--- WHAT YOU ARE ASKED TO DO ---
Copy each line with the word "JSON" in it.

--- LISTED ENTRIES ---
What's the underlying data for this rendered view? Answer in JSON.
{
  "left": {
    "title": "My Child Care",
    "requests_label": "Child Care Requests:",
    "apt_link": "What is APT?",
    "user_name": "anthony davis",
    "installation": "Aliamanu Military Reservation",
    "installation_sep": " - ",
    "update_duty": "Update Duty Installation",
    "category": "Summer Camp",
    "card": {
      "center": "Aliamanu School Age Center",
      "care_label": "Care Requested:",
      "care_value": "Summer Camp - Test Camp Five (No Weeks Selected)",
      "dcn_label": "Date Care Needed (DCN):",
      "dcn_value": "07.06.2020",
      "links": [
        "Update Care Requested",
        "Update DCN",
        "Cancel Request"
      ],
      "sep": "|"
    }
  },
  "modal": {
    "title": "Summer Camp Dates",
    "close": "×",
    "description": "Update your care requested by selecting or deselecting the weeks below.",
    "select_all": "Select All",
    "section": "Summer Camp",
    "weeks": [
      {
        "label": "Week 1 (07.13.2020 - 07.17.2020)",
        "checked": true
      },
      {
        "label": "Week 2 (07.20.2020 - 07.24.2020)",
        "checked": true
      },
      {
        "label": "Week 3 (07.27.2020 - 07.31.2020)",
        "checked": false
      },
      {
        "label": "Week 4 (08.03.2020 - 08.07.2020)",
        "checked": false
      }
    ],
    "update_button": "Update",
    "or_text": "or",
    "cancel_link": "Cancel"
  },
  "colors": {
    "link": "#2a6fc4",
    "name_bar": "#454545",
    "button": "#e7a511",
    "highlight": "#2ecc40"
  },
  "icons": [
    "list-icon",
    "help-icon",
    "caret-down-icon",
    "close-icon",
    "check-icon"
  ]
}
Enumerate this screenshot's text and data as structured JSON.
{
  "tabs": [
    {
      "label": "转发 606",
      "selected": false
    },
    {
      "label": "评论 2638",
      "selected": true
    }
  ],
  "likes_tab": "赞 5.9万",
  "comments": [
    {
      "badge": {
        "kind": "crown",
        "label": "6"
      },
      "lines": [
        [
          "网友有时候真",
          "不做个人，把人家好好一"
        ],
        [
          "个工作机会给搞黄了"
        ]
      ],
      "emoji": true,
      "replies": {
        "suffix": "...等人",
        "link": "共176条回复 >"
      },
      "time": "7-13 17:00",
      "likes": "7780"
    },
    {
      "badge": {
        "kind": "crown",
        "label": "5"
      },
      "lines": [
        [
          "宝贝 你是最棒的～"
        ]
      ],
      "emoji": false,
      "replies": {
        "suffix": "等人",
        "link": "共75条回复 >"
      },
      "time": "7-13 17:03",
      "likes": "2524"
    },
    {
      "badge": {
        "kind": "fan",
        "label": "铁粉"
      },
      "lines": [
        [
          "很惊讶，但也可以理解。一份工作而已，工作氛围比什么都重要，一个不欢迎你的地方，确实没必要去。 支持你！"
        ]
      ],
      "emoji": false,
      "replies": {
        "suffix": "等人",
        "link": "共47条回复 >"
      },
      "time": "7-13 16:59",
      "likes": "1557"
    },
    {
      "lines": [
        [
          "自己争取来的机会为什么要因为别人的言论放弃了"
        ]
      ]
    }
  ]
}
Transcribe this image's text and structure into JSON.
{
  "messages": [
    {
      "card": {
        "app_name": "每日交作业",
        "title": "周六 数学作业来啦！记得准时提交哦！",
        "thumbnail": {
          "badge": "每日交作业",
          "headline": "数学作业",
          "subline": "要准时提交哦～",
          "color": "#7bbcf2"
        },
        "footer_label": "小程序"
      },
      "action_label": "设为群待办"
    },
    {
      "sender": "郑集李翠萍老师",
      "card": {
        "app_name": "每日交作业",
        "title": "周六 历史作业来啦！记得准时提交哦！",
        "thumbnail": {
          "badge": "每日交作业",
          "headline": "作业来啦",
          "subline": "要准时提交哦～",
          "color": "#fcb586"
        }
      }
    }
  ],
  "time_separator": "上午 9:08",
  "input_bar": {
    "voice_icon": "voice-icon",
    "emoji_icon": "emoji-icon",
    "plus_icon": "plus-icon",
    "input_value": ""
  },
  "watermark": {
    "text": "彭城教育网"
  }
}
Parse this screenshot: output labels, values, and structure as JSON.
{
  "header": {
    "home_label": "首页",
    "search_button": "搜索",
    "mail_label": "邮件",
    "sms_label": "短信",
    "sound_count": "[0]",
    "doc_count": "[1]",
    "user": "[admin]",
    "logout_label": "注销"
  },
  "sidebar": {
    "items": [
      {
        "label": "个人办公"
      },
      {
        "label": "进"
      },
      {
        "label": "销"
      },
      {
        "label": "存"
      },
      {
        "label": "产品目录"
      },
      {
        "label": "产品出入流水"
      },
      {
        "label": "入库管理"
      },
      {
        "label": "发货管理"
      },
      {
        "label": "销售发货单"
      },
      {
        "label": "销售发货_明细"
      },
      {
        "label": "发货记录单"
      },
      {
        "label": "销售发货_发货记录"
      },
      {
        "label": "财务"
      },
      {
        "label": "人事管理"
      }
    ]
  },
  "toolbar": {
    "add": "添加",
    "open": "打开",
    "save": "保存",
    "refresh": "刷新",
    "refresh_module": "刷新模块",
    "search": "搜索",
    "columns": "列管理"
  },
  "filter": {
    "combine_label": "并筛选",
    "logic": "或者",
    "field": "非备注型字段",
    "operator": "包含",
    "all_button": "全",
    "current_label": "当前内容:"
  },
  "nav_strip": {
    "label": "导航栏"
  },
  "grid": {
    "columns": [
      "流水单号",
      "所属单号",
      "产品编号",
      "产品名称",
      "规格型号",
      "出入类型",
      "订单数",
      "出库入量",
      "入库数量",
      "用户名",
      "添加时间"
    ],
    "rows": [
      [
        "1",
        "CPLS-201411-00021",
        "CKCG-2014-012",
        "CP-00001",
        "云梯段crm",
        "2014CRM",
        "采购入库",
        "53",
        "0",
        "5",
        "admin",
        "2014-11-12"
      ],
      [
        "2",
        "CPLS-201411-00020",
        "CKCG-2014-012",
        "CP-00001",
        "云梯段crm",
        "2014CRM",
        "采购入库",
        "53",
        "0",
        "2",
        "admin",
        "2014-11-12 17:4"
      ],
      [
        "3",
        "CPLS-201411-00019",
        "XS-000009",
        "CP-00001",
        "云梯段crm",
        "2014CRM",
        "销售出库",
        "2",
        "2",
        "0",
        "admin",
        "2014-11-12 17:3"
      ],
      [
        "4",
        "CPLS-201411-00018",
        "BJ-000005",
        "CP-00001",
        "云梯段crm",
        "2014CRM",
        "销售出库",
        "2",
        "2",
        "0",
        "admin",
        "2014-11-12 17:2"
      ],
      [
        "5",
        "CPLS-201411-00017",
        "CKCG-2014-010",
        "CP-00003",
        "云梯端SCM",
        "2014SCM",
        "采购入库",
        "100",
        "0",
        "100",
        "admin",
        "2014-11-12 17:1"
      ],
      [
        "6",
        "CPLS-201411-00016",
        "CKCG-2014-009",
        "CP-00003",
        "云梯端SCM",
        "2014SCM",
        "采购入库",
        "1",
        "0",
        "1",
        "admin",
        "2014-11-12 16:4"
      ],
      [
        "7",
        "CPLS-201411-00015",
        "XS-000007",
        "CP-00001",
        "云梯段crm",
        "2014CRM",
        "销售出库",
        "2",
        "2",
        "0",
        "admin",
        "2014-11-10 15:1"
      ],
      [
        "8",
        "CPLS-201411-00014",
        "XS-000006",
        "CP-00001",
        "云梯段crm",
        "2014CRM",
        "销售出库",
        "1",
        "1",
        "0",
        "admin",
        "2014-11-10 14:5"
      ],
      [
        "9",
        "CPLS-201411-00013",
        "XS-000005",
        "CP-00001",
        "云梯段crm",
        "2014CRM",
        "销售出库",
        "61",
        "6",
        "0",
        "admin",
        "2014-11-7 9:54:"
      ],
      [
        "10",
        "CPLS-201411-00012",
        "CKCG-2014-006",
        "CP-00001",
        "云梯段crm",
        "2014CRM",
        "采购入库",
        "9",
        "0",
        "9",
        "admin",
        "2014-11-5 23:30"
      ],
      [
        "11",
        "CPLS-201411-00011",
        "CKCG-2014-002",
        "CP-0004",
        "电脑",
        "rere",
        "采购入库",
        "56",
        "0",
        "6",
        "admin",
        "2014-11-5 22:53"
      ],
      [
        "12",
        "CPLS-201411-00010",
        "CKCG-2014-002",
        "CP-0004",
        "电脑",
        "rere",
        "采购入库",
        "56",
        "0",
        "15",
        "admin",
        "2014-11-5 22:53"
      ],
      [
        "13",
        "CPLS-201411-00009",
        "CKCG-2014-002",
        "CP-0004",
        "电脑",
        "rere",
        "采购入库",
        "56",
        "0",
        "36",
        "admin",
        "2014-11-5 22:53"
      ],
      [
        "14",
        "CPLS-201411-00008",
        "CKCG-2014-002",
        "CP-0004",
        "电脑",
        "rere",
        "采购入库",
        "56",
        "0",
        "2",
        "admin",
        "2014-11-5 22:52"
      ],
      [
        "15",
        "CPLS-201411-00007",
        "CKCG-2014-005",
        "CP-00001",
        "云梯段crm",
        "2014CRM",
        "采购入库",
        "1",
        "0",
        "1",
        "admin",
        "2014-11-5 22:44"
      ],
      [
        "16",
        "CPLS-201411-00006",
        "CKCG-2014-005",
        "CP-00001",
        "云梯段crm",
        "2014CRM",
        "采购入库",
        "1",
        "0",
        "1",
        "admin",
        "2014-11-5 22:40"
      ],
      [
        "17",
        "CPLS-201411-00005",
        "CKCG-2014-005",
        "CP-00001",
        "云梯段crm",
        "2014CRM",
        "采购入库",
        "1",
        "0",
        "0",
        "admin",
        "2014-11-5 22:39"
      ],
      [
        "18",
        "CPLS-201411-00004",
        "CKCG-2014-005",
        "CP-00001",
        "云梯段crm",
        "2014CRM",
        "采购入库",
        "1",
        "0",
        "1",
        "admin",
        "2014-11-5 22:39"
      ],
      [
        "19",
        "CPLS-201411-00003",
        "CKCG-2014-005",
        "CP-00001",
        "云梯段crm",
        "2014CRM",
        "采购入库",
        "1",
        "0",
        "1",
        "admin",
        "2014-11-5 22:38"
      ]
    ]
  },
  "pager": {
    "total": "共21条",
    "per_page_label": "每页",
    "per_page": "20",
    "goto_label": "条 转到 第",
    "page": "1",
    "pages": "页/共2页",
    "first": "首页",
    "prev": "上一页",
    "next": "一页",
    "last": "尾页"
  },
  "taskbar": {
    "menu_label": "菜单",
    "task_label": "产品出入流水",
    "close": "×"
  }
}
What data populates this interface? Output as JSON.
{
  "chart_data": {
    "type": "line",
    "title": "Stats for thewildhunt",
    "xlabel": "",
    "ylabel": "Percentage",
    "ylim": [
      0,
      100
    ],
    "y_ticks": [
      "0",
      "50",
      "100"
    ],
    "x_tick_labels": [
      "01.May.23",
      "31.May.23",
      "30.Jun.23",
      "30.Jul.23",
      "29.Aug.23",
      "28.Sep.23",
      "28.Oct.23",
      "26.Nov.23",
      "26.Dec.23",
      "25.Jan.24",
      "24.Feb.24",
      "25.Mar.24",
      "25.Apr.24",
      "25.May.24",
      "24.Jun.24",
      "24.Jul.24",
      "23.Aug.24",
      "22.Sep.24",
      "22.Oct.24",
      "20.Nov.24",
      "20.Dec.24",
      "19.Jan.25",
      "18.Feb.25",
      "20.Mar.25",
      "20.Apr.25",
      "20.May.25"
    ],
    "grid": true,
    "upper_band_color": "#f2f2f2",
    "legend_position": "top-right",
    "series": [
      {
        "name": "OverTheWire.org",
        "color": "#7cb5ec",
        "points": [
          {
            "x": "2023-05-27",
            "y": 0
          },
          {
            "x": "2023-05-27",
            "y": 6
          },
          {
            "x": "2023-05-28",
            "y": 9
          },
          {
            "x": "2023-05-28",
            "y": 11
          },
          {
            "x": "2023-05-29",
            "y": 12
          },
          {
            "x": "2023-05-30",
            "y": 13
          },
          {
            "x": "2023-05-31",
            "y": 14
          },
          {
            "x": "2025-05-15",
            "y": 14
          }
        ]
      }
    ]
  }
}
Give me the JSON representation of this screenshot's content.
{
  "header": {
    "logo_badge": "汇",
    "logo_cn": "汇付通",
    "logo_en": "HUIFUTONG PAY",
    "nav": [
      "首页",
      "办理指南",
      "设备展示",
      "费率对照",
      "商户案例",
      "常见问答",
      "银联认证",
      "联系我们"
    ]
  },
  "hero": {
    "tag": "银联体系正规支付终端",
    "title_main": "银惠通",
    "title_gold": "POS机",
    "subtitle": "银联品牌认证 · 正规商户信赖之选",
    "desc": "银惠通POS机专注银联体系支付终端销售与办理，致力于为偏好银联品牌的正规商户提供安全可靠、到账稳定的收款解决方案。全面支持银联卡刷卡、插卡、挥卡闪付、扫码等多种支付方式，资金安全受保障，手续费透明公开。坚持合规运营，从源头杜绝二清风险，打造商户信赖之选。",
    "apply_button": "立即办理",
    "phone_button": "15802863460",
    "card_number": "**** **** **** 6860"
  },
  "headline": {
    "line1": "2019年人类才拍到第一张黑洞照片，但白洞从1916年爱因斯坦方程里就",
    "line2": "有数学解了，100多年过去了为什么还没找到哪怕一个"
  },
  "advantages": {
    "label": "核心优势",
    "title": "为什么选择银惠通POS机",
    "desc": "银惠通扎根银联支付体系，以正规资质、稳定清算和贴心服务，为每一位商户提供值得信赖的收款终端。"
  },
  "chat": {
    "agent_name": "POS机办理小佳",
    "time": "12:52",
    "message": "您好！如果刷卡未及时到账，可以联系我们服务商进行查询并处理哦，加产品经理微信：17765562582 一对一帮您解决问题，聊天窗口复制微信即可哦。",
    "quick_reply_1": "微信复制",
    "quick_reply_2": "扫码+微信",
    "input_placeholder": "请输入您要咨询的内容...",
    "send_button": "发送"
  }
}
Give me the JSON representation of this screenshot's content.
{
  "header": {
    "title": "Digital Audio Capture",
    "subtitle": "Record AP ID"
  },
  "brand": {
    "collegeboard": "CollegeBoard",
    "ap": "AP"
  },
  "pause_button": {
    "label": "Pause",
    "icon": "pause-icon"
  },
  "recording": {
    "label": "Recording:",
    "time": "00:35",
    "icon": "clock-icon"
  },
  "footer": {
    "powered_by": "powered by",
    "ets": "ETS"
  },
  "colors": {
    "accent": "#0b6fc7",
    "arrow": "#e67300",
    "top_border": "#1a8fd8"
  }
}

--- RESPONSE TO THE EXERCISE ---
What's the underlying data for this rendered view? Answer in JSON.
Enumerate this screenshot's text and data as structured JSON.
Transcribe this image's text and structure into JSON.
Parse this screenshot: output labels, values, and structure as JSON.
What data populates this interface? Output as JSON.
Give me the JSON representation of this screenshot's content.
Give me the JSON representation of this screenshot's content.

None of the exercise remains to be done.